(Items from a dataset)
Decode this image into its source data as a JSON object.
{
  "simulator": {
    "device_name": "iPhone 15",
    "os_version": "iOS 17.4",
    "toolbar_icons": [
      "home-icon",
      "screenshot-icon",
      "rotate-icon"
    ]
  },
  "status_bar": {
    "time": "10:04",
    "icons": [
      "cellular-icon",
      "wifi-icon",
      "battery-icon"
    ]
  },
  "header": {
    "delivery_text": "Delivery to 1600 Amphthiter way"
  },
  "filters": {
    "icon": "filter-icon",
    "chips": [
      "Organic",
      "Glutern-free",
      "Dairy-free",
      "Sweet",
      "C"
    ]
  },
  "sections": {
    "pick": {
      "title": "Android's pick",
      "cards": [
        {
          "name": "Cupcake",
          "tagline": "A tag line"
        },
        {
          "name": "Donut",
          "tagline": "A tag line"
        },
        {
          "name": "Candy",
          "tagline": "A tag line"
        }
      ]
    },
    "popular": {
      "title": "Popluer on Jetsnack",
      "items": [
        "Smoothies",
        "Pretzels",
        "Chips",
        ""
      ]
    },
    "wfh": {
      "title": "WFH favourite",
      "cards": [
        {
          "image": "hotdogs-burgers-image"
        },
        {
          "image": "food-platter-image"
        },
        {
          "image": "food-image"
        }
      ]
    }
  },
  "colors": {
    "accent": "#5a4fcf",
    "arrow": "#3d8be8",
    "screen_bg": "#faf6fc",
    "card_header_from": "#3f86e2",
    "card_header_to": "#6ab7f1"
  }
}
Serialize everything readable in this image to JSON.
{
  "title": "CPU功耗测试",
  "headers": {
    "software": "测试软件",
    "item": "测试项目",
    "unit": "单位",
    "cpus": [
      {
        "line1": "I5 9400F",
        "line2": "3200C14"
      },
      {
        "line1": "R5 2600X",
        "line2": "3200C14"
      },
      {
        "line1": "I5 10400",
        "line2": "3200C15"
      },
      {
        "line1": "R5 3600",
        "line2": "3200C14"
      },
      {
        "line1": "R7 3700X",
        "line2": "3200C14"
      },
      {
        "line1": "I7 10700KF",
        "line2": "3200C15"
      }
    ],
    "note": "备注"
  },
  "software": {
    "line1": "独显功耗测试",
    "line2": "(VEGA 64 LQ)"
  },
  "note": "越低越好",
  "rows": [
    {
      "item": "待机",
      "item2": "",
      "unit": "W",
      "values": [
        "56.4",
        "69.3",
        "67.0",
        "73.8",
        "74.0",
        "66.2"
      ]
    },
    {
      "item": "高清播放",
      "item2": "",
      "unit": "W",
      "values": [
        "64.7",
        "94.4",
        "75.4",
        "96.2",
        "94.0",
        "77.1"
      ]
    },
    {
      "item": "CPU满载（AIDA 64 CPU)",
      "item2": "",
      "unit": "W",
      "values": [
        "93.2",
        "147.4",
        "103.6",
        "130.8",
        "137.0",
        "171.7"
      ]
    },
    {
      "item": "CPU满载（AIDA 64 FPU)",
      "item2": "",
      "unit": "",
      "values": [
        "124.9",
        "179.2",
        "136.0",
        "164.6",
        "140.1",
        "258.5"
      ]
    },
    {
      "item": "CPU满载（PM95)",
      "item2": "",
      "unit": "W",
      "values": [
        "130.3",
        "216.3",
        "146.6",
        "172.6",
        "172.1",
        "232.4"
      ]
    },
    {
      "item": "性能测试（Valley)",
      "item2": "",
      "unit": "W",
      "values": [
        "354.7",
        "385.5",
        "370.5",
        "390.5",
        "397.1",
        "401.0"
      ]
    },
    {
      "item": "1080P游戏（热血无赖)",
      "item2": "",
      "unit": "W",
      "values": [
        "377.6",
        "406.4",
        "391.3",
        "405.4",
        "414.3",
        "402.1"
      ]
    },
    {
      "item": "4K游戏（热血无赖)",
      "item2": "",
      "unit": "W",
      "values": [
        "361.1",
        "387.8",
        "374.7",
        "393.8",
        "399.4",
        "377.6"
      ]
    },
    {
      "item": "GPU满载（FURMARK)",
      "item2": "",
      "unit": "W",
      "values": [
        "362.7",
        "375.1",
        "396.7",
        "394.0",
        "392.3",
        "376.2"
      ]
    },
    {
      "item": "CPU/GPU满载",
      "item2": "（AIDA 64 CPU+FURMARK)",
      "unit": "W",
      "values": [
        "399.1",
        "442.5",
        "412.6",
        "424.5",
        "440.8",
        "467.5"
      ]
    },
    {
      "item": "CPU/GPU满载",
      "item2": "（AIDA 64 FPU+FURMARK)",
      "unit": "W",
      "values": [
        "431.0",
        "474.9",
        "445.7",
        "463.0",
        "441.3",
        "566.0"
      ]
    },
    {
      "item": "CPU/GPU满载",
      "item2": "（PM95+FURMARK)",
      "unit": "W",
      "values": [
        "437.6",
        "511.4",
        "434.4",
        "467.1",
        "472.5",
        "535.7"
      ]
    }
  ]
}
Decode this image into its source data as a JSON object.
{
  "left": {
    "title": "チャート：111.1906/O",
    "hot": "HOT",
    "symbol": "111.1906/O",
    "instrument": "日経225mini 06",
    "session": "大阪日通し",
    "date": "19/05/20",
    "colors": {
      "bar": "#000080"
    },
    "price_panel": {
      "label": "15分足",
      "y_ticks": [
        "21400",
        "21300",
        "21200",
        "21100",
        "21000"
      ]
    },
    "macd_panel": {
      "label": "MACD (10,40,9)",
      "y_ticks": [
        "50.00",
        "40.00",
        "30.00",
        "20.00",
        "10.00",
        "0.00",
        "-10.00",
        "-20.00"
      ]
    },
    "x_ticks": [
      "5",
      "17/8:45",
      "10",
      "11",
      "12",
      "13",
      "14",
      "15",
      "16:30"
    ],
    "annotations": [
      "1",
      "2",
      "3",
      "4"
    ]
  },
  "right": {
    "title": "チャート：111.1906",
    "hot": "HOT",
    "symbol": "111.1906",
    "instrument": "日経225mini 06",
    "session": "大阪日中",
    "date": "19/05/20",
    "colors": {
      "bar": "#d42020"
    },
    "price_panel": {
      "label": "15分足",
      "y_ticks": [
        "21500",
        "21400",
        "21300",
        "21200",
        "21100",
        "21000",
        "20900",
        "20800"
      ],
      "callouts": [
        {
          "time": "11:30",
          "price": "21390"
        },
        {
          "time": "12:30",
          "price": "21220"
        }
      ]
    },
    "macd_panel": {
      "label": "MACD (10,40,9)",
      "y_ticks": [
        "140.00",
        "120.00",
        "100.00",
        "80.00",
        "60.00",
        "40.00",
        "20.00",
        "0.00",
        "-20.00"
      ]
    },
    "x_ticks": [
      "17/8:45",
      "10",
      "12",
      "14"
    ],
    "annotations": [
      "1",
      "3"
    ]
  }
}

◆ **Your task**:
Output the entries exactly.

◆ **Task solution**:
Decode this image into its source data as a JSON object.
{
  "simulator": {
    "device_name": "iPhone 15",
    "os_version": "iOS 17.4",
    "toolbar_icons": [
      "home-icon",
      "screenshot-icon",
      "rotate-icon"
    ]
  },
  "status_bar": {
    "time": "10:04",
    "icons": [
      "cellular-icon",
      "wifi-icon",
      "battery-icon"
    ]
  },
  "header": {
    "delivery_text": "Delivery to 1600 Amphthiter way"
  },
  "filters": {
    "icon": "filter-icon",
    "chips": [
      "Organic",
      "Glutern-free",
      "Dairy-free",
      "Sweet",
      "C"
    ]
  },
  "sections": {
    "pick": {
      "title": "Android's pick",
      "cards": [
        {
          "name": "Cupcake",
          "tagline": "A tag line"
        },
        {
          "name": "Donut",
          "tagline": "A tag line"
        },
        {
          "name": "Candy",
          "tagline": "A tag line"
        }
      ]
    },
    "popular": {
      "title": "Popluer on Jetsnack",
      "items": [
        "Smoothies",
        "Pretzels",
        "Chips",
        ""
      ]
    },
    "wfh": {
      "title": "WFH favourite",
      "cards": [
        {
          "image": "hotdogs-burgers-image"
        },
        {
          "image": "food-platter-image"
        },
        {
          "image": "food-image"
        }
      ]
    }
  },
  "colors": {
    "accent": "#5a4fcf",
    "arrow": "#3d8be8",
    "screen_bg": "#faf6fc",
    "card_header_from": "#3f86e2",
    "card_header_to": "#6ab7f1"
  }
}
Serialize everything readable in this image to JSON.
{
  "title": "CPU功耗测试",
  "headers": {
    "software": "测试软件",
    "item": "测试项目",
    "unit": "单位",
    "cpus": [
      {
        "line1": "I5 9400F",
        "line2": "3200C14"
      },
      {
        "line1": "R5 2600X",
        "line2": "3200C14"
      },
      {
        "line1": "I5 10400",
        "line2": "3200C15"
      },
      {
        "line1": "R5 3600",
        "line2": "3200C14"
      },
      {
        "line1": "R7 3700X",
        "line2": "3200C14"
      },
      {
        "line1": "I7 10700KF",
        "line2": "3200C15"
      }
    ],
    "note": "备注"
  },
  "software": {
    "line1": "独显功耗测试",
    "line2": "(VEGA 64 LQ)"
  },
  "note": "越低越好",
  "rows": [
    {
      "item": "待机",
      "item2": "",
      "unit": "W",
      "values": [
        "56.4",
        "69.3",
        "67.0",
        "73.8",
        "74.0",
        "66.2"
      ]
    },
    {
      "item": "高清播放",
      "item2": "",
      "unit": "W",
      "values": [
        "64.7",
        "94.4",
        "75.4",
        "96.2",
        "94.0",
        "77.1"
      ]
    },
    {
      "item": "CPU满载（AIDA 64 CPU)",
      "item2": "",
      "unit": "W",
      "values": [
        "93.2",
        "147.4",
        "103.6",
        "130.8",
        "137.0",
        "171.7"
      ]
    },
    {
      "item": "CPU满载（AIDA 64 FPU)",
      "item2": "",
      "unit": "",
      "values": [
        "124.9",
        "179.2",
        "136.0",
        "164.6",
        "140.1",
        "258.5"
      ]
    },
    {
      "item": "CPU满载（PM95)",
      "item2": "",
      "unit": "W",
      "values": [
        "130.3",
        "216.3",
        "146.6",
        "172.6",
        "172.1",
        "232.4"
      ]
    },
    {
      "item": "性能测试（Valley)",
      "item2": "",
      "unit": "W",
      "values": [
        "354.7",
        "385.5",
        "370.5",
        "390.5",
        "397.1",
        "401.0"
      ]
    },
    {
      "item": "1080P游戏（热血无赖)",
      "item2": "",
      "unit": "W",
      "values": [
        "377.6",
        "406.4",
        "391.3",
        "405.4",
        "414.3",
        "402.1"
      ]
    },
    {
      "item": "4K游戏（热血无赖)",
      "item2": "",
      "unit": "W",
      "values": [
        "361.1",
        "387.8",
        "374.7",
        "393.8",
        "399.4",
        "377.6"
      ]
    },
    {
      "item": "GPU满载（FURMARK)",
      "item2": "",
      "unit": "W",
      "values": [
        "362.7",
        "375.1",
        "396.7",
        "394.0",
        "392.3",
        "376.2"
      ]
    },
    {
      "item": "CPU/GPU满载",
      "item2": "（AIDA 64 CPU+FURMARK)",
      "unit": "W",
      "values": [
        "399.1",
        "442.5",
        "412.6",
        "424.5",
        "440.8",
        "467.5"
      ]
    },
    {
      "item": "CPU/GPU满载",
      "item2": "（AIDA 64 FPU+FURMARK)",
      "unit": "W",
      "values": [
        "431.0",
        "474.9",
        "445.7",
        "463.0",
        "441.3",
        "566.0"
      ]
    },
    {
      "item": "CPU/GPU满载",
      "item2": "（PM95+FURMARK)",
      "unit": "W",
      "values": [
        "437.6",
        "511.4",
        "434.4",
        "467.1",
        "472.5",
        "535.7"
      ]
    }
  ]
}
Decode this image into its source data as a JSON object.
{
  "left": {
    "title": "チャート：111.1906/O",
    "hot": "HOT",
    "symbol": "111.1906/O",
    "instrument": "日経225mini 06",
    "session": "大阪日通し",
    "date": "19/05/20",
    "colors": {
      "bar": "#000080"
    },
    "price_panel": {
      "label": "15分足",
      "y_ticks": [
        "21400",
        "21300",
        "21200",
        "21100",
        "21000"
      ]
    },
    "macd_panel": {
      "label": "MACD (10,40,9)",
      "y_ticks": [
        "50.00",
        "40.00",
        "30.00",
        "20.00",
        "10.00",
        "0.00",
        "-10.00",
        "-20.00"
      ]
    },
    "x_ticks": [
      "5",
      "17/8:45",
      "10",
      "11",
      "12",
      "13",
      "14",
      "15",
      "16:30"
    ],
    "annotations": [
      "1",
      "2",
      "3",
      "4"
    ]
  },
  "right": {
    "title": "チャート：111.1906",
    "hot": "HOT",
    "symbol": "111.1906",
    "instrument": "日経225mini 06",
    "session": "大阪日中",
    "date": "19/05/20",
    "colors": {
      "bar": "#d42020"
    },
    "price_panel": {
      "label": "15分足",
      "y_ticks": [
        "21500",
        "21400",
        "21300",
        "21200",
        "21100",
        "21000",
        "20900",
        "20800"
      ],
      "callouts": [
        {
          "time": "11:30",
          "price": "21390"
        },
        {
          "time": "12:30",
          "price": "21220"
        }
      ]
    },
    "macd_panel": {
      "label": "MACD (10,40,9)",
      "y_ticks": [
        "140.00",
        "120.00",
        "100.00",
        "80.00",
        "60.00",
        "40.00",
        "20.00",
        "0.00",
        "-20.00"
      ]
    },
    "x_ticks": [
      "17/8:45",
      "10",
      "12",
      "14"
    ],
    "annotations": [
      "1",
      "3"
    ]
  }
}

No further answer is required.